Copy out all lines that carry the word "После".

Record extracts
++++++++++

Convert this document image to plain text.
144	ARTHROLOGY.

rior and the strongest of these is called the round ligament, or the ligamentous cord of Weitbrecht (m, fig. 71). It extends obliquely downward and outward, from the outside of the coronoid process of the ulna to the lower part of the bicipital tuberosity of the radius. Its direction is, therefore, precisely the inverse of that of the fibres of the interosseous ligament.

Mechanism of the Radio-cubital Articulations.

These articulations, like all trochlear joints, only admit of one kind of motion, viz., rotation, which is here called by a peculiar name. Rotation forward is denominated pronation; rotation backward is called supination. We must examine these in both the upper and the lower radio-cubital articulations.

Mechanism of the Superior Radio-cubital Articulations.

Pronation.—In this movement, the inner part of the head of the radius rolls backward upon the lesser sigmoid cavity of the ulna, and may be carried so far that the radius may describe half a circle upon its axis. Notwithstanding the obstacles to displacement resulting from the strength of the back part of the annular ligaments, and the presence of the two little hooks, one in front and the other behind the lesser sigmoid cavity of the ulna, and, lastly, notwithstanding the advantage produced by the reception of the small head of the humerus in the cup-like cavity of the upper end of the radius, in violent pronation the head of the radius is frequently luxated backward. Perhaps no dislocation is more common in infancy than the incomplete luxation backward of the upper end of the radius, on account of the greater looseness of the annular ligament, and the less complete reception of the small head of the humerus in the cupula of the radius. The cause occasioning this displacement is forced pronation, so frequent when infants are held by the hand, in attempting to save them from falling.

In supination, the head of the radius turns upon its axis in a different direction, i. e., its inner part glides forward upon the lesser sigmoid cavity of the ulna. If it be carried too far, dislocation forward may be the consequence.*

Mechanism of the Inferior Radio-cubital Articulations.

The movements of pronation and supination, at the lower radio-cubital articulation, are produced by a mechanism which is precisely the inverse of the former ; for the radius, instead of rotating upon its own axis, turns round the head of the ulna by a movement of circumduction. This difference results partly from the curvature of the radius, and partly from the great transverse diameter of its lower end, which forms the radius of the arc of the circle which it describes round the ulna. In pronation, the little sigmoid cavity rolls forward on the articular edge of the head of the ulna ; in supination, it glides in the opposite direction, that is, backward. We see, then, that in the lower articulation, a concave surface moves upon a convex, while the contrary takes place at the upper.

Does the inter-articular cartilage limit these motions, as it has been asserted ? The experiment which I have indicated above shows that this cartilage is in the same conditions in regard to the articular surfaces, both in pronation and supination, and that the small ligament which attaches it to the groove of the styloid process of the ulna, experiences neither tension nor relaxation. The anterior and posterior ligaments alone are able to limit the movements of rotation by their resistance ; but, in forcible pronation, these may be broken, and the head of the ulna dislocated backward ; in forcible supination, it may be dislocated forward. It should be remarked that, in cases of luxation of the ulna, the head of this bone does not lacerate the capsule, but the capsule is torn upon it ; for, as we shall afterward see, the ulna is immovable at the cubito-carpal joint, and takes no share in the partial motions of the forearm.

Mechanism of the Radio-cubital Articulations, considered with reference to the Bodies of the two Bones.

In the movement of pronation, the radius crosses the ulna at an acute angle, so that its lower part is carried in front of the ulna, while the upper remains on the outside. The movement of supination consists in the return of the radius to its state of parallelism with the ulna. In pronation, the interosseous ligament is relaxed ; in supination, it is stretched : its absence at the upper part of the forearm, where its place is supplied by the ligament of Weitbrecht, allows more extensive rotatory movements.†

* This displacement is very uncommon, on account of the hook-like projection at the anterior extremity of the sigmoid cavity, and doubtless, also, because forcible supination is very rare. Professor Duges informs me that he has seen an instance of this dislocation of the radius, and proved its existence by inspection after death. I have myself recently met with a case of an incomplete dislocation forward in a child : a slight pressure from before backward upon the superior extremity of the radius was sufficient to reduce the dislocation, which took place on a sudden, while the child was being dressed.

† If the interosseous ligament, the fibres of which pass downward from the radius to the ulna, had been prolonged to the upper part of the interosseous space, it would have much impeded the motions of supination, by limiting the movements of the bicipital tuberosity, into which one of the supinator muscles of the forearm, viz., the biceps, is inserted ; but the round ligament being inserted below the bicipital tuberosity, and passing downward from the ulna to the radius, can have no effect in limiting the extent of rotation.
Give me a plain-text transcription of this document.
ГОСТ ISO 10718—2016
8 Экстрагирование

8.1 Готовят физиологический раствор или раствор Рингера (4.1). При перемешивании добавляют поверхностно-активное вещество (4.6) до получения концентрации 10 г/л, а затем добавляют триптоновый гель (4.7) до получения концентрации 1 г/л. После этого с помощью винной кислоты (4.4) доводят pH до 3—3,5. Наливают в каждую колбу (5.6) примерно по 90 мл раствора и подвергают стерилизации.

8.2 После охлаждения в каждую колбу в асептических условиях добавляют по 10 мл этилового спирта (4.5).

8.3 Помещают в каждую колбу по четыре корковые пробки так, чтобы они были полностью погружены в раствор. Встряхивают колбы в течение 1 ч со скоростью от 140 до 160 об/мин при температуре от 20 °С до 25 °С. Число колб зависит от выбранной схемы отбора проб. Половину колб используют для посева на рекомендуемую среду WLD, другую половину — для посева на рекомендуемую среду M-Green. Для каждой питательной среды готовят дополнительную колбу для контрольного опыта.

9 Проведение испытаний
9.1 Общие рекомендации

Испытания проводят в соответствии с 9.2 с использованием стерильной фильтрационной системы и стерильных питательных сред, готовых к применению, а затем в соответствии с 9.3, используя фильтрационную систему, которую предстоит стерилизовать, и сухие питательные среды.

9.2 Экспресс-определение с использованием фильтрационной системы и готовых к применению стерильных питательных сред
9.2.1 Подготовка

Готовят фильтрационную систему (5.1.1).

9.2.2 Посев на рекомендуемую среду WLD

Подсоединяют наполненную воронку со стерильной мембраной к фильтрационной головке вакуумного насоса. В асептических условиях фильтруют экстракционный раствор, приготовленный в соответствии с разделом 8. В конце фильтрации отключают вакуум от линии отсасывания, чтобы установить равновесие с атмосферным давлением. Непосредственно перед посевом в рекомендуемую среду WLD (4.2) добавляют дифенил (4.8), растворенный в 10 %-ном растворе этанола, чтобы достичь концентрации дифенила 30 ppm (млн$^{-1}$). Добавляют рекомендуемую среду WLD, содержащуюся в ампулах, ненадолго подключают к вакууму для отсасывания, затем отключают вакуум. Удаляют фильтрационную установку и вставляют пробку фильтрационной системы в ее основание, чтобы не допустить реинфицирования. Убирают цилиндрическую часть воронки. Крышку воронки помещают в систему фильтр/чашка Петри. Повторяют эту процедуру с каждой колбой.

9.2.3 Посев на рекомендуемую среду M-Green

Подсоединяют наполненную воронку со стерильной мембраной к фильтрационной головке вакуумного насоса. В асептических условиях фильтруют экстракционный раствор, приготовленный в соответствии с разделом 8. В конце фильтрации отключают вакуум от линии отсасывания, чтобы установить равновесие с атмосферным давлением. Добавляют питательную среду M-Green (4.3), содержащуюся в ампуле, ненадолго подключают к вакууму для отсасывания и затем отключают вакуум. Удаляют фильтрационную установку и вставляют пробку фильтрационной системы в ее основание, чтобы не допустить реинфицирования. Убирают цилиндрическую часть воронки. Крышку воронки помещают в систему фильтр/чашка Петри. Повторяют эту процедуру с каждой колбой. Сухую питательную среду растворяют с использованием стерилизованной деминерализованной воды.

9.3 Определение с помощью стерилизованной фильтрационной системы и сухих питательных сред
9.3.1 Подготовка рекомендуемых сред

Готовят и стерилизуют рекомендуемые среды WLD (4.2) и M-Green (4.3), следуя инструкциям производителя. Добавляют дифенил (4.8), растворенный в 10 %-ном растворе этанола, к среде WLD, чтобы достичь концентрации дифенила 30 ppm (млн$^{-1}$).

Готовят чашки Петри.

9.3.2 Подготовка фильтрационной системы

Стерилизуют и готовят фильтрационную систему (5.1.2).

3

++++++++++

Answer
8.1 Готовят физиологический раствор или раствор Рингера (4.1). При перемешивании добавляют поверхностно-активное вещество (4.6) до получения концентрации 10 г/л, а затем добавляют триптоновый гель (4.7) до получения концентрации 1 г/л. После этого с помощью винной кислоты (4.4) доводят pH до 3—3,5. Наливают в каждую колбу (5.6) примерно по 90 мл раствора и подвергают стерилизации.
8.2 После охлаждения в каждую колбу в асептических условиях добавляют по 10 мл этилового спирта (4.5).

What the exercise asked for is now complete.